## [JOB]
Return each line that holds the word "document".
::: DATA TO USE
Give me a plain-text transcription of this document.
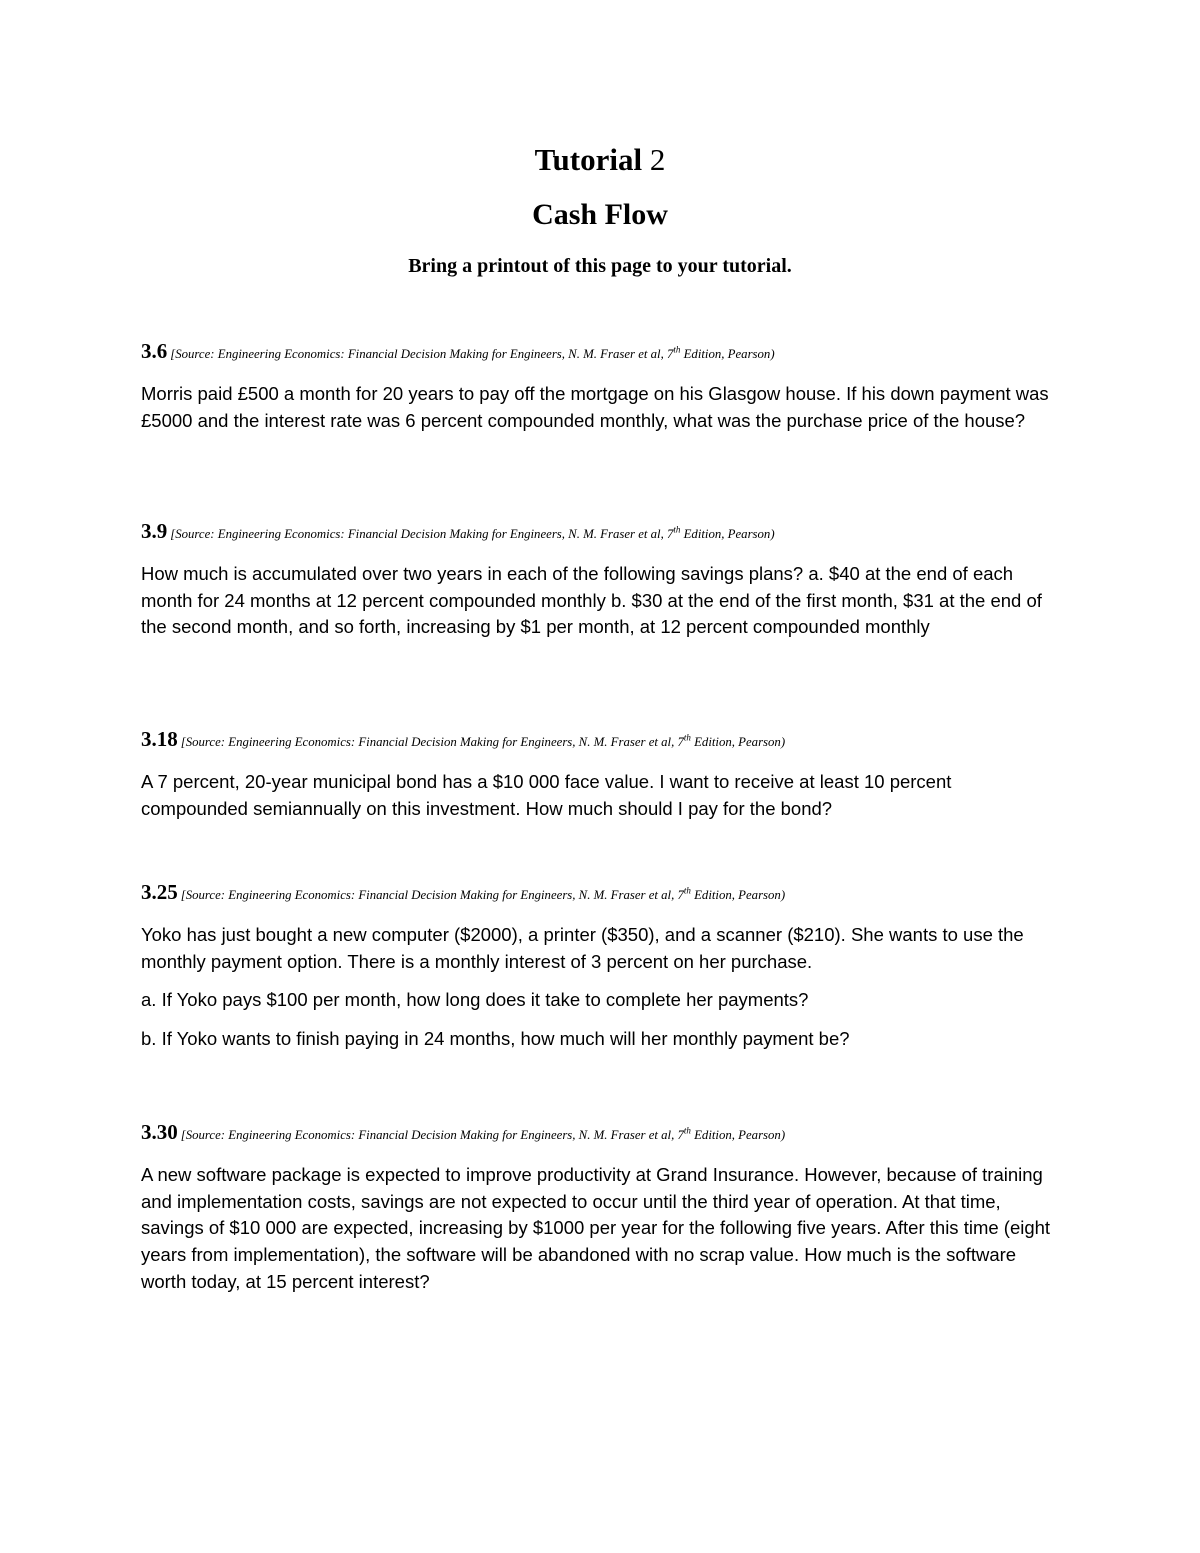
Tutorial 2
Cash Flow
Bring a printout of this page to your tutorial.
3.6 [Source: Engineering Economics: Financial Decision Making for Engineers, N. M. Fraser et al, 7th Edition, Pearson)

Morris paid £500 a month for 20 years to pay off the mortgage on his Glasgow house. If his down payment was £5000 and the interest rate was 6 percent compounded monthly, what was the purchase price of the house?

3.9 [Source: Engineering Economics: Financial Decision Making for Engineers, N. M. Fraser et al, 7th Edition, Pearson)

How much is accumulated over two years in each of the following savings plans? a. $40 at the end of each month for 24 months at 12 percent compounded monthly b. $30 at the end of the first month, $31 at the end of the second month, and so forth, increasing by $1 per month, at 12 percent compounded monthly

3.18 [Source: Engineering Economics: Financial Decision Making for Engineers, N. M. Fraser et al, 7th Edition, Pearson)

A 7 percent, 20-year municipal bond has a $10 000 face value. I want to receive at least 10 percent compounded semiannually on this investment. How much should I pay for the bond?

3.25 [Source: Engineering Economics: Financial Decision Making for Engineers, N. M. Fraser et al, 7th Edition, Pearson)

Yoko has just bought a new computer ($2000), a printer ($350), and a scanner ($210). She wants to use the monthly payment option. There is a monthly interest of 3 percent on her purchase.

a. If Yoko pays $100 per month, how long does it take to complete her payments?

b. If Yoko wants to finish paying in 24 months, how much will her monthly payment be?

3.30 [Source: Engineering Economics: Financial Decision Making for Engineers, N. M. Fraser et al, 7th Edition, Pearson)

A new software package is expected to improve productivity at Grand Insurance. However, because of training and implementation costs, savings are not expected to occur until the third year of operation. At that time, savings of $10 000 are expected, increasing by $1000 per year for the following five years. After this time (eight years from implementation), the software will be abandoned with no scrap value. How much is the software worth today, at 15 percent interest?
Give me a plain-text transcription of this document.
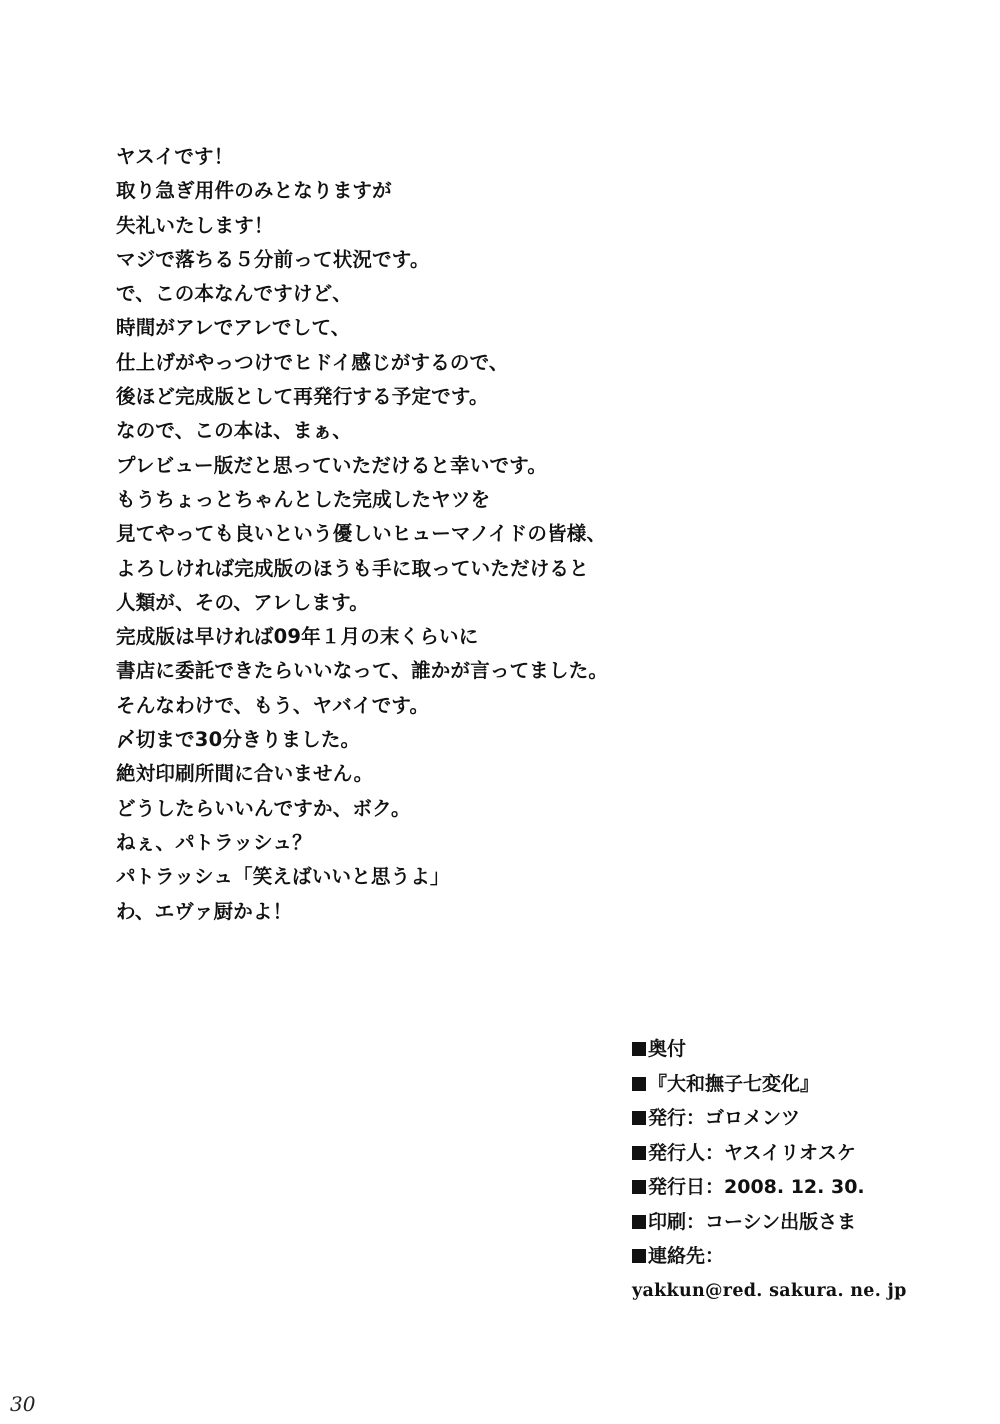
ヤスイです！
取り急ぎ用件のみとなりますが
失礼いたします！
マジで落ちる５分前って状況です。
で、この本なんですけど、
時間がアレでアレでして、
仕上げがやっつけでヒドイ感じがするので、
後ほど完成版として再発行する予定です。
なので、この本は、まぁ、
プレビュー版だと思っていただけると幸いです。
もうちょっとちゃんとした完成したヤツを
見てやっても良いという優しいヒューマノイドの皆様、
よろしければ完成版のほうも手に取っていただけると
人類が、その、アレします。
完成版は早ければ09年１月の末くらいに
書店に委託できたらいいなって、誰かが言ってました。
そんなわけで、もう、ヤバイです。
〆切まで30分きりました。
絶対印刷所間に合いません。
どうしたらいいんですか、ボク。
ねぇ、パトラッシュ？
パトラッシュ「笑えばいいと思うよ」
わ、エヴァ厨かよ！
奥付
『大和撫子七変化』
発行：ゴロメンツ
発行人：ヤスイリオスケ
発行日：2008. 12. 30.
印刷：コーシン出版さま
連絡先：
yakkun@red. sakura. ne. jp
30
::::::
::: DATA TO USE
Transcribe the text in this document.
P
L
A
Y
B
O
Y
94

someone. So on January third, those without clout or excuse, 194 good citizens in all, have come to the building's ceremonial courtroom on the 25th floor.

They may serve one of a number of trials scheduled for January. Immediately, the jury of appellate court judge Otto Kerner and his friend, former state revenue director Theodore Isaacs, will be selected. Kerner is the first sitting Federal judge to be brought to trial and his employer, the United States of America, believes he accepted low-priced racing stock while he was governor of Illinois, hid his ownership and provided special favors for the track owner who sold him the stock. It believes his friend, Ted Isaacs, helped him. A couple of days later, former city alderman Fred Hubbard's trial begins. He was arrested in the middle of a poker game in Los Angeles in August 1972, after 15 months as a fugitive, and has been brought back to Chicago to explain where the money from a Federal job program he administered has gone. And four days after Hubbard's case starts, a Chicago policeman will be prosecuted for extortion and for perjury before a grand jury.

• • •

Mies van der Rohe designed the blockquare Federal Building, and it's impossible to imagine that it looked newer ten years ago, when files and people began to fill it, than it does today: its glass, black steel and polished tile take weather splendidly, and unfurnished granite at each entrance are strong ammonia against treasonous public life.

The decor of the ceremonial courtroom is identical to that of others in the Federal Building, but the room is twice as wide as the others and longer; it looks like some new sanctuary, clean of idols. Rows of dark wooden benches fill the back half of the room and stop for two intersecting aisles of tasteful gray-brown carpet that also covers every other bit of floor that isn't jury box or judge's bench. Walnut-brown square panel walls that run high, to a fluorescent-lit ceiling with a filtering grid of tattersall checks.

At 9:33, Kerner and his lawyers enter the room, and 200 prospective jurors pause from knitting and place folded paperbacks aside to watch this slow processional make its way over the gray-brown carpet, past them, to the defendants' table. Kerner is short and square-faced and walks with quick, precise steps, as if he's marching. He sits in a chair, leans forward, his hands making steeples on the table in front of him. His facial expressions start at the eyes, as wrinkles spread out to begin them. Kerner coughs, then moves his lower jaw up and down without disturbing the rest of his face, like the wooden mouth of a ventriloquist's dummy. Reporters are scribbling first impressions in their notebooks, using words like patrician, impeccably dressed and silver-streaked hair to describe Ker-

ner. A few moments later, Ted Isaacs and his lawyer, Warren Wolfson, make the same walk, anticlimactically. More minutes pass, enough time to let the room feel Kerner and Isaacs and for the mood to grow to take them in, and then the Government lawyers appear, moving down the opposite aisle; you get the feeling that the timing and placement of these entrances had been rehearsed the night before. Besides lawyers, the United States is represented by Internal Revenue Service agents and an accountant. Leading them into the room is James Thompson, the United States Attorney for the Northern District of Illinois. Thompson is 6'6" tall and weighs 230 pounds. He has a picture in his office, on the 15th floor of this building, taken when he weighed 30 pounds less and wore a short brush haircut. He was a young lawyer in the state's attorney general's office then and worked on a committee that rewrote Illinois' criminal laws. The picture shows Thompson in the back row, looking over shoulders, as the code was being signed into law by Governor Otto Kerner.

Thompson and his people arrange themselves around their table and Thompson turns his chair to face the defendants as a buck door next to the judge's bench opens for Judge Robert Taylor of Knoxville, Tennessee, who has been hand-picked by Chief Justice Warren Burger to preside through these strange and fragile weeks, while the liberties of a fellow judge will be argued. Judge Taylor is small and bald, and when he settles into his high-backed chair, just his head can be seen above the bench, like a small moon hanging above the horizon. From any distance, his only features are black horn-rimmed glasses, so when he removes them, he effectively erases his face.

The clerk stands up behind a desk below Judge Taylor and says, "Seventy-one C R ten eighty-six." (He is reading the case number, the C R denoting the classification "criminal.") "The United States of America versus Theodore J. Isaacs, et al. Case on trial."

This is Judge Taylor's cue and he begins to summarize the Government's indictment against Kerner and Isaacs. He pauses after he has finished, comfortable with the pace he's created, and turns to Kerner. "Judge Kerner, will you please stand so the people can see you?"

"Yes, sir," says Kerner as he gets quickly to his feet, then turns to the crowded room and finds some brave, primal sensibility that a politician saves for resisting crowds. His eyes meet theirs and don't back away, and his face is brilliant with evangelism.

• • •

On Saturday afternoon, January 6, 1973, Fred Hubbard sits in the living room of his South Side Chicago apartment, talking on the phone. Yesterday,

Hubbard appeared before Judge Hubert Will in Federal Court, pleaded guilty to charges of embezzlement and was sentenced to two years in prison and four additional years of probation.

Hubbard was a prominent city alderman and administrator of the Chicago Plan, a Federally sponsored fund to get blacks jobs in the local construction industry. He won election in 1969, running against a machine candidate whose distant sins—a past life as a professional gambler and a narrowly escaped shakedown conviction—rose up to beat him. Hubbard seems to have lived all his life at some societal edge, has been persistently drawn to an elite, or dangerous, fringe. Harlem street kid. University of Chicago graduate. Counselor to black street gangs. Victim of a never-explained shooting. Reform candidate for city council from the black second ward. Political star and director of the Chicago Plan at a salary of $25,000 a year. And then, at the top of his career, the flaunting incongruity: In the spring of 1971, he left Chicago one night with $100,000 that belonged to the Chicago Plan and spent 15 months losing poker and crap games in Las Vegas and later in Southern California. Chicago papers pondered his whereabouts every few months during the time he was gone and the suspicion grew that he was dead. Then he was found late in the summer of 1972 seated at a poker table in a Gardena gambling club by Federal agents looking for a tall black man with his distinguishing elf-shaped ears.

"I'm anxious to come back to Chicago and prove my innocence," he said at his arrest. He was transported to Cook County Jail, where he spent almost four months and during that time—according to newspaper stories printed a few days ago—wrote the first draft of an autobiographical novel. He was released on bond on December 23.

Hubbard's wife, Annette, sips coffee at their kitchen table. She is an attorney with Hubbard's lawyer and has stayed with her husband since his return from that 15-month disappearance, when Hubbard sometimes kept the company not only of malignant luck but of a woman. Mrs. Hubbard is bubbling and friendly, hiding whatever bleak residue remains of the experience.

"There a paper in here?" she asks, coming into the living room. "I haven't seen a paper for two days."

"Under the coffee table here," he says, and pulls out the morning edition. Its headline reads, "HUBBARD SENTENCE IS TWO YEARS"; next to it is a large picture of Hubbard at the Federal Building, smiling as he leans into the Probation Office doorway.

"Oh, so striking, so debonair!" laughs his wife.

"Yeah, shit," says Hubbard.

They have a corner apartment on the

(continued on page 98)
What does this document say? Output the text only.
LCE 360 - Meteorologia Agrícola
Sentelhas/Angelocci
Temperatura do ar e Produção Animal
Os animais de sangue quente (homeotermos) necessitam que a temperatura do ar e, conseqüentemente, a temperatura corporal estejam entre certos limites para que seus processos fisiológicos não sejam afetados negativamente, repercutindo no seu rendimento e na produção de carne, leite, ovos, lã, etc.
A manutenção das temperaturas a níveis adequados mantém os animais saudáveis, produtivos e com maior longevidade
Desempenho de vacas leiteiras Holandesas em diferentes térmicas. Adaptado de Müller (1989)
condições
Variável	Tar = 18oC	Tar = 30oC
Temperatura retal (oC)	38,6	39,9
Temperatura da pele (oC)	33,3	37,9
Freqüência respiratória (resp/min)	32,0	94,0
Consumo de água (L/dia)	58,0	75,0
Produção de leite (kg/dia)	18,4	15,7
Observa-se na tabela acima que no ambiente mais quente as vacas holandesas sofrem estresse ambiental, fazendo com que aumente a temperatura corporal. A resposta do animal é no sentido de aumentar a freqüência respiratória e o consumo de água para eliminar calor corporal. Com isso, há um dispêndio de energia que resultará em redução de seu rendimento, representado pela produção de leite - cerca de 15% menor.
::::::
## [RESULT]
Give me a plain-text transcription of this document.
Give me a plain-text transcription of this document.
Transcribe the text in this document.
What does this document say? Output the text only.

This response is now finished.